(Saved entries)

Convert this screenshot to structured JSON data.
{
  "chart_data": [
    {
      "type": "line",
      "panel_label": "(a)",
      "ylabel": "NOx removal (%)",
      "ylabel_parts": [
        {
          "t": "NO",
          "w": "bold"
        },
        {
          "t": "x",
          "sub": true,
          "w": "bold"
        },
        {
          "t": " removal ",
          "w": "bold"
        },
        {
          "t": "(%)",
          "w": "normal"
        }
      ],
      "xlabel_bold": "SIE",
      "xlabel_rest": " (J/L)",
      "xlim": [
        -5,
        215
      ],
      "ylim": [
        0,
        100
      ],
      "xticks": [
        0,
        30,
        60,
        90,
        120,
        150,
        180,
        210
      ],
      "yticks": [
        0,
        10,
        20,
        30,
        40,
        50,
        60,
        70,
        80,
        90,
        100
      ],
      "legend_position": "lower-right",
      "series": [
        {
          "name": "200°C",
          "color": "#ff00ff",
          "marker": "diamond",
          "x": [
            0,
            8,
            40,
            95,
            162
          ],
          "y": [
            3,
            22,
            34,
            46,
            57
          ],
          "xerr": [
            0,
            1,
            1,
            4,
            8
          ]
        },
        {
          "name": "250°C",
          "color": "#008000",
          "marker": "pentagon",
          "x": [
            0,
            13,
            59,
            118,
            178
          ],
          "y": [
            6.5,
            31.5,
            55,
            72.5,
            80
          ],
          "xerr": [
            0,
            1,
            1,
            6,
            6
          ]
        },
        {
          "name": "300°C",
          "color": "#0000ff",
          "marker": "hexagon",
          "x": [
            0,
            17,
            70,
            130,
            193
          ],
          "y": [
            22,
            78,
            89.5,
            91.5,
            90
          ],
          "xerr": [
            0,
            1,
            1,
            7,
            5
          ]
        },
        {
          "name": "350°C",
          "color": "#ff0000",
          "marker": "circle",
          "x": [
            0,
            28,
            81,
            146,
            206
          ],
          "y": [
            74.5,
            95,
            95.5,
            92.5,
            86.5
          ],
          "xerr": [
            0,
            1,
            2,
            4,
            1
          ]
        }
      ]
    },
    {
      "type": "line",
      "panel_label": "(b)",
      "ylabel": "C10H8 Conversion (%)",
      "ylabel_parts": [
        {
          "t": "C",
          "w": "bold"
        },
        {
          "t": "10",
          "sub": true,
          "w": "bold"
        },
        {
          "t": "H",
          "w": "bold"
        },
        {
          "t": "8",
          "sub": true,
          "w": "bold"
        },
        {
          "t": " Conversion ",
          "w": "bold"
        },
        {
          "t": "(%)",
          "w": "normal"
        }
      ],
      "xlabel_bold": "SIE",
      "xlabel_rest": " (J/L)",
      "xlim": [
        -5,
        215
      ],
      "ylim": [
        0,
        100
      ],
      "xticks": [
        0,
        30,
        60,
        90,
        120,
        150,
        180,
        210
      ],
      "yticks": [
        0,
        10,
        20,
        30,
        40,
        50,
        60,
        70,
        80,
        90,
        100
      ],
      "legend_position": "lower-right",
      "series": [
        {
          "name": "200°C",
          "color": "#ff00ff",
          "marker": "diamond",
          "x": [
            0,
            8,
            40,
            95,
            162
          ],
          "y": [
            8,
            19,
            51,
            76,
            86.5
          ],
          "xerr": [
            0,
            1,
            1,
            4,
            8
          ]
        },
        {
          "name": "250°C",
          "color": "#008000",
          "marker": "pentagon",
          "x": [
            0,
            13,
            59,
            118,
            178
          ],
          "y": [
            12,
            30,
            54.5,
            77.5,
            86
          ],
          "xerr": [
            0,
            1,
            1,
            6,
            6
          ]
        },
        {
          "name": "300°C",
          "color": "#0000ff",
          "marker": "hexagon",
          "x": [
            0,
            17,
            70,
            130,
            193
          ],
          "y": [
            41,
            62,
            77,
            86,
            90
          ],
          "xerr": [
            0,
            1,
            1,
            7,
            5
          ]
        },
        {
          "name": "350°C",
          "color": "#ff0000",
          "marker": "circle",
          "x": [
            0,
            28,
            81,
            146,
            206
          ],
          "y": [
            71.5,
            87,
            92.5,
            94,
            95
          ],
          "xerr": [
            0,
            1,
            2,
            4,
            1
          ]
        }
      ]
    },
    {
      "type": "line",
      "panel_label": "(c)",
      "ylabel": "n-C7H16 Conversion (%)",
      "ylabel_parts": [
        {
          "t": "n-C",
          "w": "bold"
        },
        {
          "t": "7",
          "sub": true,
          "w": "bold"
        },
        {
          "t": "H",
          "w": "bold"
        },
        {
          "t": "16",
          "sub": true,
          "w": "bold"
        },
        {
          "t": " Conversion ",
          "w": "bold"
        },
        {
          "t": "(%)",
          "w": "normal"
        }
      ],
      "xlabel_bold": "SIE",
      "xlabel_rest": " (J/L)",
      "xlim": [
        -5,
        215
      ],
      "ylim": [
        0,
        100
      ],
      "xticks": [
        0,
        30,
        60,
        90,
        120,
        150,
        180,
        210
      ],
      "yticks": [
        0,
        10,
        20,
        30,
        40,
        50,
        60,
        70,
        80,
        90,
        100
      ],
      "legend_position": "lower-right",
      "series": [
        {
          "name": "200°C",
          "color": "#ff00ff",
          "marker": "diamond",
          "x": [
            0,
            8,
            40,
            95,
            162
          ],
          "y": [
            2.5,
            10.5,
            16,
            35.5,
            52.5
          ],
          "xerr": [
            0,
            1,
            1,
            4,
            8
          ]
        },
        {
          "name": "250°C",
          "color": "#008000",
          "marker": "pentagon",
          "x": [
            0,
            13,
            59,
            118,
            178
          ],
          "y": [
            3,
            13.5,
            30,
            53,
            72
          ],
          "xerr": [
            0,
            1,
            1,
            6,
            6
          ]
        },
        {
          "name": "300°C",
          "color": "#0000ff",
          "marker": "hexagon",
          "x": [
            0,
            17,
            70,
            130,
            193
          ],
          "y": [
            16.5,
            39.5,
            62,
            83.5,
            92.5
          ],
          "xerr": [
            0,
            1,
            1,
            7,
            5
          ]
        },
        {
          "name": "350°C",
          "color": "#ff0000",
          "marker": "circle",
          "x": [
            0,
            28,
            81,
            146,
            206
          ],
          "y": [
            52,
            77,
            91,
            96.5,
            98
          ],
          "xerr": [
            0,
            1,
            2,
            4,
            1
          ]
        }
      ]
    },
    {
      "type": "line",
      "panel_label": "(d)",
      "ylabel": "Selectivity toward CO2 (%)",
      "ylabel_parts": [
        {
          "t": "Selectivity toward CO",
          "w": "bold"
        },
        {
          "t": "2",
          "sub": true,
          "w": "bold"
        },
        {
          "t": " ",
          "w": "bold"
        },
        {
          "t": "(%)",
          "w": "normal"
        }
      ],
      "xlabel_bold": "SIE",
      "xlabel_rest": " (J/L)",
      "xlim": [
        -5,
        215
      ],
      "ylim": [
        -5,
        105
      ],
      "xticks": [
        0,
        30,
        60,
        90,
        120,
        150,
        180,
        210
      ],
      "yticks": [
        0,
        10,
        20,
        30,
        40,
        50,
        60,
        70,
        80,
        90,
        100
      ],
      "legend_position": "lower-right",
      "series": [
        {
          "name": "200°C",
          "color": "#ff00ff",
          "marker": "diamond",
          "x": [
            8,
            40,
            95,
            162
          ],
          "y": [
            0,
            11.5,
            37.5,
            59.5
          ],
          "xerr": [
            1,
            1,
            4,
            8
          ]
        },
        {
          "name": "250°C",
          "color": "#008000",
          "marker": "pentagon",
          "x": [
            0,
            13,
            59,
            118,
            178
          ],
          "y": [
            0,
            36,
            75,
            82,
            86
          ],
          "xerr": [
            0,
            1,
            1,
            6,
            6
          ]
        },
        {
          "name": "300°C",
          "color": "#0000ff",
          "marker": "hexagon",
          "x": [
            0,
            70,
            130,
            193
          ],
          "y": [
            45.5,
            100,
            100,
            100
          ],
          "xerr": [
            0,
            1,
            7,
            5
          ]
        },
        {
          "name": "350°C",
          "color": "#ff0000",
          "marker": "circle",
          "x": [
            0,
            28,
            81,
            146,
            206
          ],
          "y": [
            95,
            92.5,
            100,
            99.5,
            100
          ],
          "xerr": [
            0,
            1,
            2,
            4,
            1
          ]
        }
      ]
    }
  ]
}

(WHAT TO PRODUCE) Copy all lines from the material that hold "toward".

(COMPLETE OUTPUT)
      "ylabel": "Selectivity toward CO2 (%)",
          "t": "Selectivity toward CO",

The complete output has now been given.